▸ **Problem**
In the entries, rewrite the stretch from the line containing "x-axis-label: （年） bbox=[852, 477, 900, 496]" through the line containing "subtitle: （元本130万円） bbox=[696, 34, 823, 53]", replacing every "x-tick-label" with "x-axis-tick" and leaving everything else the same. Return only those lines.
┏━━
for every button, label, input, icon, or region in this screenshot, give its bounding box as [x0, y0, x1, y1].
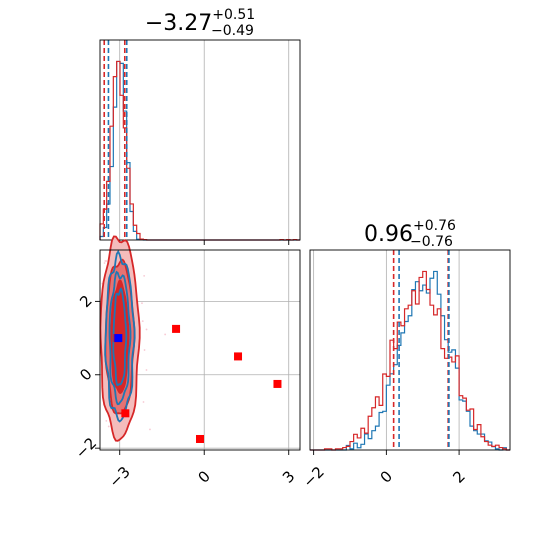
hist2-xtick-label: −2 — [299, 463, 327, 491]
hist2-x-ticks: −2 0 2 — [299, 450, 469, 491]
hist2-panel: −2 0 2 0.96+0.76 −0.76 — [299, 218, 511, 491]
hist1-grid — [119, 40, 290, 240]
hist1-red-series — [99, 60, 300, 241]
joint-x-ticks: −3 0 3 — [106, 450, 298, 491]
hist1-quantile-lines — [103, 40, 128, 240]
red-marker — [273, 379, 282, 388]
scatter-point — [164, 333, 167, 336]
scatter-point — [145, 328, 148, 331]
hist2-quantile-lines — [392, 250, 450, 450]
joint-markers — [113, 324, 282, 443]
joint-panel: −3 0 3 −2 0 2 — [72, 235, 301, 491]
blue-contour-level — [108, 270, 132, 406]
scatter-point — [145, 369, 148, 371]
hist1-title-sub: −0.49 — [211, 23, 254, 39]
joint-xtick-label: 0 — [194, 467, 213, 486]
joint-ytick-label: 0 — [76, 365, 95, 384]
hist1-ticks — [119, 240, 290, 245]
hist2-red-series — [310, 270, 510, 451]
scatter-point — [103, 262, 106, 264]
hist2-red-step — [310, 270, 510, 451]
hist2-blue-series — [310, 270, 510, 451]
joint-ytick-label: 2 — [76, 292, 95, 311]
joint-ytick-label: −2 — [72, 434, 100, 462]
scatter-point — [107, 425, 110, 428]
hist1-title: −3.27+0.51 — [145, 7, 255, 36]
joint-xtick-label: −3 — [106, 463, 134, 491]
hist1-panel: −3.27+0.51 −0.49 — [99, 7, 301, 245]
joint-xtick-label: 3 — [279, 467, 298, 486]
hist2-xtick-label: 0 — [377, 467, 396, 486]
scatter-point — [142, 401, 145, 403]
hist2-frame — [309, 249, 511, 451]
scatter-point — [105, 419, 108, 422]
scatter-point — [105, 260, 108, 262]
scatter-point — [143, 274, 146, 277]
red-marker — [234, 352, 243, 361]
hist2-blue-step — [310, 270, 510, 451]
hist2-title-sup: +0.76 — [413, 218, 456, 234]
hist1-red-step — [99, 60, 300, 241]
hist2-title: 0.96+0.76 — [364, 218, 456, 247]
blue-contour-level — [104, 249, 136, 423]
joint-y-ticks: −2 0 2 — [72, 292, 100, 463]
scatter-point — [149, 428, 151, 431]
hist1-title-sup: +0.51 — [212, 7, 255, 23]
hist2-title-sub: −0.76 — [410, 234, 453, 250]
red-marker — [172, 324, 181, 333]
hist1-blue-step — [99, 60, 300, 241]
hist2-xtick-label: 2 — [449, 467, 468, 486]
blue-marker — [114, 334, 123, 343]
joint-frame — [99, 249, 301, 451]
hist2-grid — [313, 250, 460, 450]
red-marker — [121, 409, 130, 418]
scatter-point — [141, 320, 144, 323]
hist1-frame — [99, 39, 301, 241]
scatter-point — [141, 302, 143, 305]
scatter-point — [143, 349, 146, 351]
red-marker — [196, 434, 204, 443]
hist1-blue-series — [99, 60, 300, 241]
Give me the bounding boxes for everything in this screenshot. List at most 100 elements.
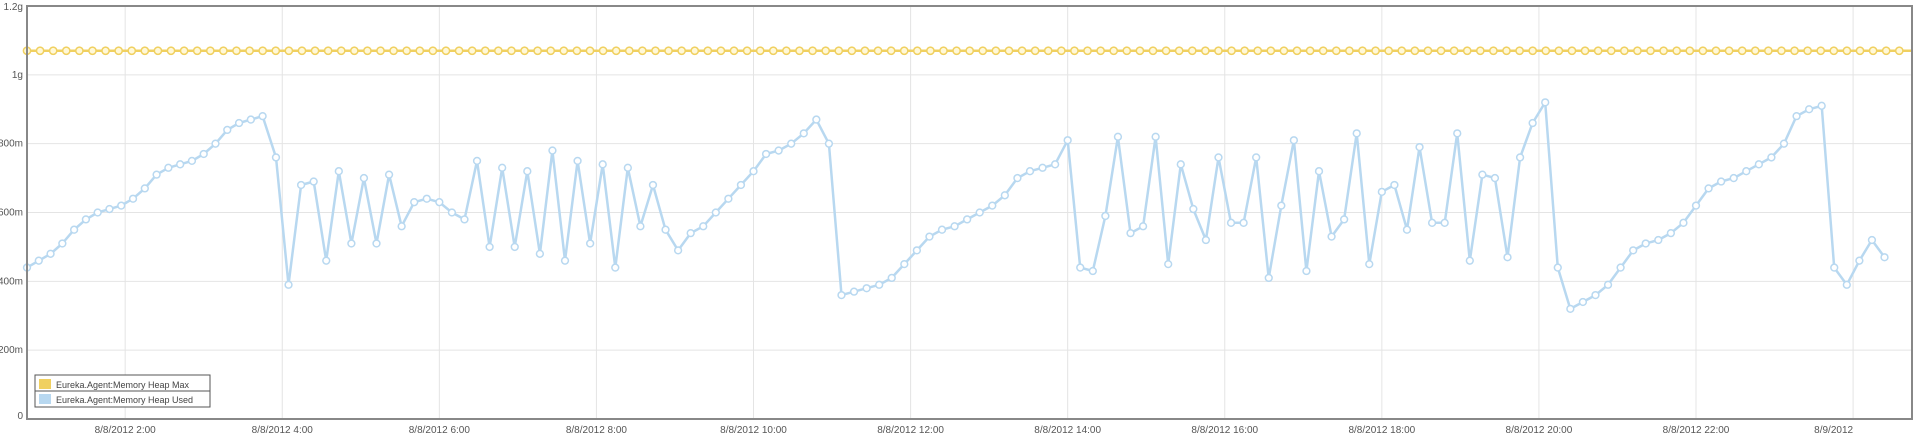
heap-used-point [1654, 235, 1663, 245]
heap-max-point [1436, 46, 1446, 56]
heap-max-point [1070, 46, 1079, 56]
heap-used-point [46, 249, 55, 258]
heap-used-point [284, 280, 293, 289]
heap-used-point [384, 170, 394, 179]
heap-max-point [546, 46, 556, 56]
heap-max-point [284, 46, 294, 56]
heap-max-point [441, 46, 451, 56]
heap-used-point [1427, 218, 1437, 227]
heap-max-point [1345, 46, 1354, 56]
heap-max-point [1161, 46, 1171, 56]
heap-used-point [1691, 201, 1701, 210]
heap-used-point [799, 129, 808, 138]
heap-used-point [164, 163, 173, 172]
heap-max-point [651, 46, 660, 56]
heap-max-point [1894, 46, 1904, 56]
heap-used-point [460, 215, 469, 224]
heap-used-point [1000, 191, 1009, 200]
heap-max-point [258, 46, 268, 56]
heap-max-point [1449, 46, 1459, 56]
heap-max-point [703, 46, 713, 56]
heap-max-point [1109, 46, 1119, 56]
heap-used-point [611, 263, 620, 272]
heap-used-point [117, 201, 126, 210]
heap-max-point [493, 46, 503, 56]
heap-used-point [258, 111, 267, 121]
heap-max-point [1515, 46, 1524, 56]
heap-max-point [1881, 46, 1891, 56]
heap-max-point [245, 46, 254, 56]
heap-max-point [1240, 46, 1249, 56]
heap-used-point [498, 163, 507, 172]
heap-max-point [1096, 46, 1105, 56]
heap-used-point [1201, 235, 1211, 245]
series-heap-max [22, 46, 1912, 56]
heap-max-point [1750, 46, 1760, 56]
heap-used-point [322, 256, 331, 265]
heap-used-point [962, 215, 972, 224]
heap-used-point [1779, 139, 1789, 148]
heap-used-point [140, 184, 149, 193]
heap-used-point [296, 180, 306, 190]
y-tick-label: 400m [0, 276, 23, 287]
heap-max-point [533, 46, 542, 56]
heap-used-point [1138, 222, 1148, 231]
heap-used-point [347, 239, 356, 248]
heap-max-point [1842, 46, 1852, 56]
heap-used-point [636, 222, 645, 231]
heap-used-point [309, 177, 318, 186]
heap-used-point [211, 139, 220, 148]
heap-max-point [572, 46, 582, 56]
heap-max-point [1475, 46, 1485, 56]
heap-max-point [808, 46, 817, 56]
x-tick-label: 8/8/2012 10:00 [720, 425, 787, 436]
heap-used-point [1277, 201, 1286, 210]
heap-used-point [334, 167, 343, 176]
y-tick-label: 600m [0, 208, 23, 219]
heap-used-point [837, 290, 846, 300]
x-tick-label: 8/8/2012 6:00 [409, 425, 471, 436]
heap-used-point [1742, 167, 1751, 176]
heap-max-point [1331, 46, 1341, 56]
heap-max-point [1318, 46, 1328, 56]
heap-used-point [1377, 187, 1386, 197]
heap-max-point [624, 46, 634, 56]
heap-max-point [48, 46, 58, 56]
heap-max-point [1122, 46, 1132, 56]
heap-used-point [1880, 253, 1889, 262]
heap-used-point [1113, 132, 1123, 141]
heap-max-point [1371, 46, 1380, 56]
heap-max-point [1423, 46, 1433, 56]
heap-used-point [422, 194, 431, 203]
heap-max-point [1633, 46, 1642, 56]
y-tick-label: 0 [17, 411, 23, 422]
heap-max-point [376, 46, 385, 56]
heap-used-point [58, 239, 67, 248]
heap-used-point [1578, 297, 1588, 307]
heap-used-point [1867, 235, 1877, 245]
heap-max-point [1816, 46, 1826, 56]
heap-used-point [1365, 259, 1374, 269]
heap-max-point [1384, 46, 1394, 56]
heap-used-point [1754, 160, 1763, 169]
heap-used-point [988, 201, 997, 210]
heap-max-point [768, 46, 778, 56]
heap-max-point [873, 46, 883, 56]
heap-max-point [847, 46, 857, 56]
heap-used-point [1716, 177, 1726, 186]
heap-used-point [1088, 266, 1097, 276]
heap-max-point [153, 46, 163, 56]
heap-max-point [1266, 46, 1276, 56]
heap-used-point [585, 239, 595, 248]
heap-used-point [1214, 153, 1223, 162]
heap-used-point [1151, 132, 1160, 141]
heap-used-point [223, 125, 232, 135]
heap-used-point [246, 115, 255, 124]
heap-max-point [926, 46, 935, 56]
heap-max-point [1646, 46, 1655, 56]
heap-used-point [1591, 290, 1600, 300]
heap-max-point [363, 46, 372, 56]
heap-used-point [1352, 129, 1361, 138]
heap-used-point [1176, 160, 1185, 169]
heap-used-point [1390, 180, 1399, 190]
┗━━
┏━━
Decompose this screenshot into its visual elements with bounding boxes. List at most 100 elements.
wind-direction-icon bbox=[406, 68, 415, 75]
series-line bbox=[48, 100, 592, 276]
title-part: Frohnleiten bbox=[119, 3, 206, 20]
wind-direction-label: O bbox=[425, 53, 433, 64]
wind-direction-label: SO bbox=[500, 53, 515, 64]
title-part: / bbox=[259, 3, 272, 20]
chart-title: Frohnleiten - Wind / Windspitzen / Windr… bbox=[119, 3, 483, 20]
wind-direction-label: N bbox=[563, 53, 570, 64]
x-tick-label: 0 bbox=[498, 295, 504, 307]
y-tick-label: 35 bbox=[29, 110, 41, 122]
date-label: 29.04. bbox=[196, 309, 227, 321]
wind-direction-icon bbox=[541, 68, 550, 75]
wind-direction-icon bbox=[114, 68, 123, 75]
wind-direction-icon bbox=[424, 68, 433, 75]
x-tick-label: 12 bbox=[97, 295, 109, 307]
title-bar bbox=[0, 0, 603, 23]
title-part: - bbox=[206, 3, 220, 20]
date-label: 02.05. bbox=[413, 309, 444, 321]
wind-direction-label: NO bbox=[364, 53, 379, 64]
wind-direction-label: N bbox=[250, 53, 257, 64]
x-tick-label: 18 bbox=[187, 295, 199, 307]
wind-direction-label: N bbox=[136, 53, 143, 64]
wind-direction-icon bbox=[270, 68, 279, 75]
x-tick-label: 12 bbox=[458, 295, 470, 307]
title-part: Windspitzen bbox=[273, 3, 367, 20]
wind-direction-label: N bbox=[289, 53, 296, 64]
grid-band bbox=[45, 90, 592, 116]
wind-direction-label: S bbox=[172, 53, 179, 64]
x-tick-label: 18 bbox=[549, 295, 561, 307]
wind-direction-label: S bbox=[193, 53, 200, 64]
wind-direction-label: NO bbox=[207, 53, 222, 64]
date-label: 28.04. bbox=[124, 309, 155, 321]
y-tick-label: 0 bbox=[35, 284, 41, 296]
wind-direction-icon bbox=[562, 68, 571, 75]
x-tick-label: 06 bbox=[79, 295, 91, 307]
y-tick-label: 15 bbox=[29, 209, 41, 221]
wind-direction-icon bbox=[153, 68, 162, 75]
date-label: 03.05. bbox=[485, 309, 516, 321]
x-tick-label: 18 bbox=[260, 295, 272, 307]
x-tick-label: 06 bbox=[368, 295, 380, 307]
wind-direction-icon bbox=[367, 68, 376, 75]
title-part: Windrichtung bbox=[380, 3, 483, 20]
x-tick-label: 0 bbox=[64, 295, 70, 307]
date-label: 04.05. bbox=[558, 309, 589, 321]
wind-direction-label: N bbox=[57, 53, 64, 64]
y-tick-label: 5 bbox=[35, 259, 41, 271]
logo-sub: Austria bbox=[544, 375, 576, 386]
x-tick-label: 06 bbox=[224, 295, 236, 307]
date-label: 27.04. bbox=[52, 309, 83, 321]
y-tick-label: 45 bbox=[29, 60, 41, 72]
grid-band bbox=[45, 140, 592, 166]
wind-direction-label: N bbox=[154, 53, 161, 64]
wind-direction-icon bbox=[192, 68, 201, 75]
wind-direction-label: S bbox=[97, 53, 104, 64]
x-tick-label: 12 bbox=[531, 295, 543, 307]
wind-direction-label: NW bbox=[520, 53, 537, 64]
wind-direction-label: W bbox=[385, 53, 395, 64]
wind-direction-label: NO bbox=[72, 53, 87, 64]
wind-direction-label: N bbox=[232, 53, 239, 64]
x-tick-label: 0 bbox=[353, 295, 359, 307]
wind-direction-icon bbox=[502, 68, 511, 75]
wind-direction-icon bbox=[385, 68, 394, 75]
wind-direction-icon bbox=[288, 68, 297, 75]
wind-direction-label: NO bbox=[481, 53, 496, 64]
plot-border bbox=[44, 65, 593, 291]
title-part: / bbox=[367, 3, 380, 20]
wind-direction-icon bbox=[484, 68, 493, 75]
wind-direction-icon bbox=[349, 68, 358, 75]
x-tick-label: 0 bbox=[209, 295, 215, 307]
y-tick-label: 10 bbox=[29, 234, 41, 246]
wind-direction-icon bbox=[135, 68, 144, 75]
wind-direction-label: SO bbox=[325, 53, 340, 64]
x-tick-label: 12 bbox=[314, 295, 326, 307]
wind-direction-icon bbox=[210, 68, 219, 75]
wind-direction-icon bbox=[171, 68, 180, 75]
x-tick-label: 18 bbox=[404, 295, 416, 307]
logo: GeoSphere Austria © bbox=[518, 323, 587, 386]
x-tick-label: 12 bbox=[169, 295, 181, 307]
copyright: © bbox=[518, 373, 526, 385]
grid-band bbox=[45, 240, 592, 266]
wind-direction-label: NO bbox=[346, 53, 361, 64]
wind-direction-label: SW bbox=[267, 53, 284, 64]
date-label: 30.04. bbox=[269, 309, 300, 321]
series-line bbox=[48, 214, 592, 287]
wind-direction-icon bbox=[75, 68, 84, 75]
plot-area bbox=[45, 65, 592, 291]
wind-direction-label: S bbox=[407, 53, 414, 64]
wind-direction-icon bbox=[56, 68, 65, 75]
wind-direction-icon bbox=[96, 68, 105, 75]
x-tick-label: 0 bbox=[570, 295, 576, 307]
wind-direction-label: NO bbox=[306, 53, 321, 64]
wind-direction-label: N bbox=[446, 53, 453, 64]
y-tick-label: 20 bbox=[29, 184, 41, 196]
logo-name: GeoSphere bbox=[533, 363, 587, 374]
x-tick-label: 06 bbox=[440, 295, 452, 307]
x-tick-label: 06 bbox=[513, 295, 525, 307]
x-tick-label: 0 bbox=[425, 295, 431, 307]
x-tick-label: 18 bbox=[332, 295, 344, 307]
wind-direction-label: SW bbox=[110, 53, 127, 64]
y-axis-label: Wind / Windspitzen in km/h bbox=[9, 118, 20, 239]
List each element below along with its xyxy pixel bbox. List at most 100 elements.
┗━━
┏━━
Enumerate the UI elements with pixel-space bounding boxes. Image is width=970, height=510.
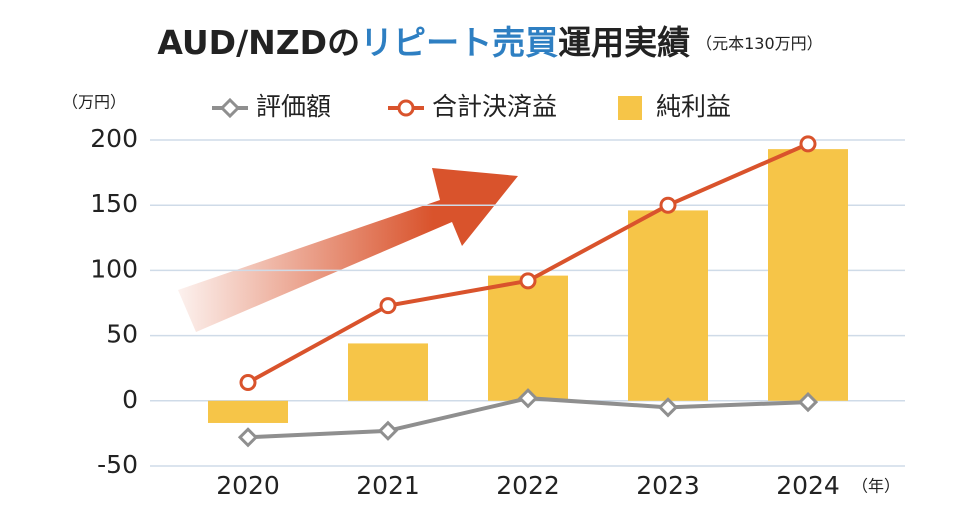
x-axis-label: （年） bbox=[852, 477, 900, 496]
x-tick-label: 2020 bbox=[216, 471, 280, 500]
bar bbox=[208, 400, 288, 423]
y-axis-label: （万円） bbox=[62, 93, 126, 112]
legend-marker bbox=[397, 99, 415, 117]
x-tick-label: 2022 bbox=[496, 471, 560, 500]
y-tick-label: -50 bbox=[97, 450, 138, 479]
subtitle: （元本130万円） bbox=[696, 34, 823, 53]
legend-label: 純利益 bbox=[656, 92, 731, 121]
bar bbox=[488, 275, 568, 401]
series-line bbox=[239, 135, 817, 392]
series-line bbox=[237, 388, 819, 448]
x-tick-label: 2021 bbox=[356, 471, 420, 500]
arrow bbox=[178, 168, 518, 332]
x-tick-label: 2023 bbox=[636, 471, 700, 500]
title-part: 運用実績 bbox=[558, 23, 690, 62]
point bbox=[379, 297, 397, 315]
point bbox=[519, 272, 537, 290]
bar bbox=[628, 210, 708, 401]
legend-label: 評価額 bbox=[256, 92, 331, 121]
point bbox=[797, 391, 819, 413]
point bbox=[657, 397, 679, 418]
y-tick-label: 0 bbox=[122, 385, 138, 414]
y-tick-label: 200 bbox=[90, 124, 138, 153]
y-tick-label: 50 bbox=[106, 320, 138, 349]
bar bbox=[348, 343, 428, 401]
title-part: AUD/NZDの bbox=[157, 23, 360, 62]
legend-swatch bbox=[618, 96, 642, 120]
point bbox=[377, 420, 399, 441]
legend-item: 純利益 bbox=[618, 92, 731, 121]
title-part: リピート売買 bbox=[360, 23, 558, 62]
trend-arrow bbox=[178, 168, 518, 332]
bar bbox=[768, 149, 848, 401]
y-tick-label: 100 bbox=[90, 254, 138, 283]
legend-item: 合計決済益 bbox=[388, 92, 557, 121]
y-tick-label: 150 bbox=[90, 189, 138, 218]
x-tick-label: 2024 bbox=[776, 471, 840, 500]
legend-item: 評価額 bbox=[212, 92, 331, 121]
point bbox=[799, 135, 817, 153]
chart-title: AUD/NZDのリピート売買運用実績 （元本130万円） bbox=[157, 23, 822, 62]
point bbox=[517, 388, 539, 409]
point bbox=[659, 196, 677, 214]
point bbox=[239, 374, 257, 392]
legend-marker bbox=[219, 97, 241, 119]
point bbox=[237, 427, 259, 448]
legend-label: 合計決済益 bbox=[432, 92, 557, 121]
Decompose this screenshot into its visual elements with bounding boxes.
┗━━
▸ **Result for this exercise**
x-axis-label: （年） bbox=[852, 477, 900, 496]
x-axis-tick: 2020 bbox=[216, 471, 280, 500]
bar bbox=[208, 400, 288, 423]
y-axis-label: （万円） bbox=[62, 93, 126, 112]
legend-marker bbox=[397, 99, 415, 117]
x-axis-tick: 2022 bbox=[496, 471, 560, 500]
y-tick-label: -50 bbox=[97, 450, 138, 479]
subtitle: （元本130万円） bbox=[696, 34, 823, 53]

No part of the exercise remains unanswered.